■ Record extracts ■
--------------------
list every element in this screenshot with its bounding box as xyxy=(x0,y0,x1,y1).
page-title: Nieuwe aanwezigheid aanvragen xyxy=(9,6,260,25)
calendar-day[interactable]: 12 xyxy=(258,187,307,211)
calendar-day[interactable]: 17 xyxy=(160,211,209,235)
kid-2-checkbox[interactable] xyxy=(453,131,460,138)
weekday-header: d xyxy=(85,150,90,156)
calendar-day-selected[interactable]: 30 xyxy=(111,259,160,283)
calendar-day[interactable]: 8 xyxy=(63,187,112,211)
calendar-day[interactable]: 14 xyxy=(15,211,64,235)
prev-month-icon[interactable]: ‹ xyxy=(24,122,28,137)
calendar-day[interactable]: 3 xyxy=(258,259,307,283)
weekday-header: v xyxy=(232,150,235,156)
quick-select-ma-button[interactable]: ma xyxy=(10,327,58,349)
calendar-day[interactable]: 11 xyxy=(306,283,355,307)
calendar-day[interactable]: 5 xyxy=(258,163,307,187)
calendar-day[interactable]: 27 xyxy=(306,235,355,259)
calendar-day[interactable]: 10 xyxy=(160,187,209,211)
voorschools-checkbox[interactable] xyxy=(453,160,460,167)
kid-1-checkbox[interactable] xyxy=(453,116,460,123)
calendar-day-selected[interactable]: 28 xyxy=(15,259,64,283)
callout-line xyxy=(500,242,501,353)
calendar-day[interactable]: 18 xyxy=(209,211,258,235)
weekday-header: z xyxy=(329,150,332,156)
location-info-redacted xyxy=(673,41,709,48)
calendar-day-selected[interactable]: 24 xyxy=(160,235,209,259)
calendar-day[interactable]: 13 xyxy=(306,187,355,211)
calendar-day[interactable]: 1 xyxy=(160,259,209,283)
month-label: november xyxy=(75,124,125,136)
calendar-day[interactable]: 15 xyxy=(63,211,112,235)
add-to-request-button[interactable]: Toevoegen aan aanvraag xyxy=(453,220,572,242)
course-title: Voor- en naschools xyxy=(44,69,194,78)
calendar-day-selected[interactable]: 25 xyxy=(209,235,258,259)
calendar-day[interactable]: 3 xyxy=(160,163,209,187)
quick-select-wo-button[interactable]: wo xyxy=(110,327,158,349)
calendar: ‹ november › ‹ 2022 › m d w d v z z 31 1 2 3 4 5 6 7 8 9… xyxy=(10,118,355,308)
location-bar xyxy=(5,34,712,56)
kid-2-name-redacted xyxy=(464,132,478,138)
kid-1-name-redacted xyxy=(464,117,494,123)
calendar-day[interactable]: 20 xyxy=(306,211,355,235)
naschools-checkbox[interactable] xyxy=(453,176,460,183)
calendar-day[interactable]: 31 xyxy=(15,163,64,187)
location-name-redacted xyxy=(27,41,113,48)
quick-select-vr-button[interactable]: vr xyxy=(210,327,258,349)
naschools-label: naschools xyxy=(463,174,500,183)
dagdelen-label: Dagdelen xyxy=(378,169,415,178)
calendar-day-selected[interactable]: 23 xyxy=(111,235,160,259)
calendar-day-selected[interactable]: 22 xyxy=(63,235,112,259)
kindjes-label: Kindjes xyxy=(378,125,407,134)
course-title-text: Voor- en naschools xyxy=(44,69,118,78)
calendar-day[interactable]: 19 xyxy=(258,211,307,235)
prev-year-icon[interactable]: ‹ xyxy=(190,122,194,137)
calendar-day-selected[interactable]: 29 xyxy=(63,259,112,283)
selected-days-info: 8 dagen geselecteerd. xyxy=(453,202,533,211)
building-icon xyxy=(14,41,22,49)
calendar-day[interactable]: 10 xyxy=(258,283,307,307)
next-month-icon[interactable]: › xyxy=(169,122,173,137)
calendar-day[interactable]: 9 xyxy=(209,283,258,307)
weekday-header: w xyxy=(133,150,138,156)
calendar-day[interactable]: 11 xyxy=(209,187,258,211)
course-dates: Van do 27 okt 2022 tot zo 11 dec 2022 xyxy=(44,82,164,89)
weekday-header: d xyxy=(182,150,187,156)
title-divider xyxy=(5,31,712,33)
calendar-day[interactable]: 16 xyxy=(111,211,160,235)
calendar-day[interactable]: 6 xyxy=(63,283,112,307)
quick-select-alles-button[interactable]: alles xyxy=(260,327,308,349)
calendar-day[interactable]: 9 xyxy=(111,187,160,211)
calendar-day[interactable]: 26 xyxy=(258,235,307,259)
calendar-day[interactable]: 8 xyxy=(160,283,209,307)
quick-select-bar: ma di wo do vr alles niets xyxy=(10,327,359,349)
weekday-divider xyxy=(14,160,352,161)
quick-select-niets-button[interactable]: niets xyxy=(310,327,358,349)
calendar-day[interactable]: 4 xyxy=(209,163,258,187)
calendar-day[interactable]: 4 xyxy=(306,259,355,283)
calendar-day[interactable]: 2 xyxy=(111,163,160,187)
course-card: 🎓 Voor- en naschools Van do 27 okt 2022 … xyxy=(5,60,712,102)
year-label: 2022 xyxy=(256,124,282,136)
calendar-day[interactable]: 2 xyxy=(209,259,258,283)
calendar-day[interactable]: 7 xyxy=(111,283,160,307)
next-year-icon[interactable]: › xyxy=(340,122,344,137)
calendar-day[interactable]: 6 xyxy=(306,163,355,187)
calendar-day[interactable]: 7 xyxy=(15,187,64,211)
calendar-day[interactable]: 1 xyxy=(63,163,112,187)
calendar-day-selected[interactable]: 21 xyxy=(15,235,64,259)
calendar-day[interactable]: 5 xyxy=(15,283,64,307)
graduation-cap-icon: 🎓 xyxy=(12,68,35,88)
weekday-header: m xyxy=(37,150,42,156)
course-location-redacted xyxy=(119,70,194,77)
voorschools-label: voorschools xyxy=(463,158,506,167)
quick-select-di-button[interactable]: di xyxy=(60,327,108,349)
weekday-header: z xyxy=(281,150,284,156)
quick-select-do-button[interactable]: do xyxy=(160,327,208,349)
--------------------
■ Requirements ■
Reproduce all of the material above, line for line, with no changes.

■ Result of the exercise ■
list every element in this screenshot with its bounding box as xyxy=(x0,y0,x1,y1).
page-title: Nieuwe aanwezigheid aanvragen xyxy=(9,6,260,25)
calendar-day[interactable]: 12 xyxy=(258,187,307,211)
calendar-day[interactable]: 17 xyxy=(160,211,209,235)
kid-2-checkbox[interactable] xyxy=(453,131,460,138)
weekday-header: d xyxy=(85,150,90,156)
calendar-day-selected[interactable]: 30 xyxy=(111,259,160,283)
calendar-day[interactable]: 8 xyxy=(63,187,112,211)
calendar-day[interactable]: 14 xyxy=(15,211,64,235)
prev-month-icon[interactable]: ‹ xyxy=(24,122,28,137)
calendar-day[interactable]: 3 xyxy=(258,259,307,283)
weekday-header: v xyxy=(232,150,235,156)
quick-select-ma-button[interactable]: ma xyxy=(10,327,58,349)
calendar-day[interactable]: 11 xyxy=(306,283,355,307)
calendar-day[interactable]: 5 xyxy=(258,163,307,187)
calendar-day[interactable]: 27 xyxy=(306,235,355,259)
calendar-day[interactable]: 10 xyxy=(160,187,209,211)
voorschools-checkbox[interactable] xyxy=(453,160,460,167)
kid-1-checkbox[interactable] xyxy=(453,116,460,123)
calendar-day-selected[interactable]: 28 xyxy=(15,259,64,283)
callout-line xyxy=(500,242,501,353)
calendar-day[interactable]: 18 xyxy=(209,211,258,235)
weekday-header: z xyxy=(329,150,332,156)
location-info-redacted xyxy=(673,41,709,48)
calendar-day-selected[interactable]: 24 xyxy=(160,235,209,259)
calendar-day[interactable]: 13 xyxy=(306,187,355,211)
calendar-day[interactable]: 1 xyxy=(160,259,209,283)
month-label: november xyxy=(75,124,125,136)
calendar-day[interactable]: 15 xyxy=(63,211,112,235)
add-to-request-button[interactable]: Toevoegen aan aanvraag xyxy=(453,220,572,242)
course-title: Voor- en naschools xyxy=(44,69,194,78)
calendar-day-selected[interactable]: 25 xyxy=(209,235,258,259)
calendar-day[interactable]: 3 xyxy=(160,163,209,187)
quick-select-wo-button[interactable]: wo xyxy=(110,327,158,349)
calendar: ‹ november › ‹ 2022 › m d w d v z z 31 1 2 3 4 5 6 7 8 9… xyxy=(10,118,355,308)
location-bar xyxy=(5,34,712,56)
kid-2-name-redacted xyxy=(464,132,478,138)
kid-1-name-redacted xyxy=(464,117,494,123)
calendar-day[interactable]: 20 xyxy=(306,211,355,235)
naschools-checkbox[interactable] xyxy=(453,176,460,183)
calendar-day[interactable]: 31 xyxy=(15,163,64,187)
location-name-redacted xyxy=(27,41,113,48)
quick-select-vr-button[interactable]: vr xyxy=(210,327,258,349)
naschools-label: naschools xyxy=(463,174,500,183)
dagdelen-label: Dagdelen xyxy=(378,169,415,178)
calendar-day-selected[interactable]: 23 xyxy=(111,235,160,259)
calendar-day-selected[interactable]: 22 xyxy=(63,235,112,259)
kindjes-label: Kindjes xyxy=(378,125,407,134)
course-title-text: Voor- en naschools xyxy=(44,69,118,78)
calendar-day[interactable]: 19 xyxy=(258,211,307,235)
prev-year-icon[interactable]: ‹ xyxy=(190,122,194,137)
calendar-day-selected[interactable]: 29 xyxy=(63,259,112,283)
selected-days-info: 8 dagen geselecteerd. xyxy=(453,202,533,211)
building-icon xyxy=(14,41,22,49)
calendar-day[interactable]: 10 xyxy=(258,283,307,307)
next-month-icon[interactable]: › xyxy=(169,122,173,137)
calendar-day[interactable]: 9 xyxy=(209,283,258,307)
weekday-header: w xyxy=(133,150,138,156)
calendar-day[interactable]: 11 xyxy=(209,187,258,211)
course-dates: Van do 27 okt 2022 tot zo 11 dec 2022 xyxy=(44,82,164,89)
weekday-header: d xyxy=(182,150,187,156)
title-divider xyxy=(5,31,712,33)
calendar-day[interactable]: 16 xyxy=(111,211,160,235)
calendar-day[interactable]: 6 xyxy=(63,283,112,307)
quick-select-alles-button[interactable]: alles xyxy=(260,327,308,349)
calendar-day[interactable]: 9 xyxy=(111,187,160,211)
calendar-day[interactable]: 26 xyxy=(258,235,307,259)
calendar-day[interactable]: 8 xyxy=(160,283,209,307)
quick-select-bar: ma di wo do vr alles niets xyxy=(10,327,359,349)
weekday-divider xyxy=(14,160,352,161)
quick-select-niets-button[interactable]: niets xyxy=(310,327,358,349)
calendar-day[interactable]: 4 xyxy=(209,163,258,187)
calendar-day[interactable]: 4 xyxy=(306,259,355,283)
calendar-day[interactable]: 2 xyxy=(111,163,160,187)
course-card: 🎓 Voor- en naschools Van do 27 okt 2022 … xyxy=(5,60,712,102)
year-label: 2022 xyxy=(256,124,282,136)
calendar-day[interactable]: 2 xyxy=(209,259,258,283)
calendar-day[interactable]: 7 xyxy=(111,283,160,307)
next-year-icon[interactable]: › xyxy=(340,122,344,137)
calendar-day[interactable]: 6 xyxy=(306,163,355,187)
calendar-day[interactable]: 7 xyxy=(15,187,64,211)
calendar-day[interactable]: 1 xyxy=(63,163,112,187)
calendar-day-selected[interactable]: 21 xyxy=(15,235,64,259)
calendar-day[interactable]: 5 xyxy=(15,283,64,307)
graduation-cap-icon: 🎓 xyxy=(12,68,35,88)
weekday-header: m xyxy=(37,150,42,156)
course-location-redacted xyxy=(119,70,194,77)
voorschools-label: voorschools xyxy=(463,158,506,167)
quick-select-di-button[interactable]: di xyxy=(60,327,108,349)
weekday-header: z xyxy=(281,150,284,156)
quick-select-do-button[interactable]: do xyxy=(160,327,208,349)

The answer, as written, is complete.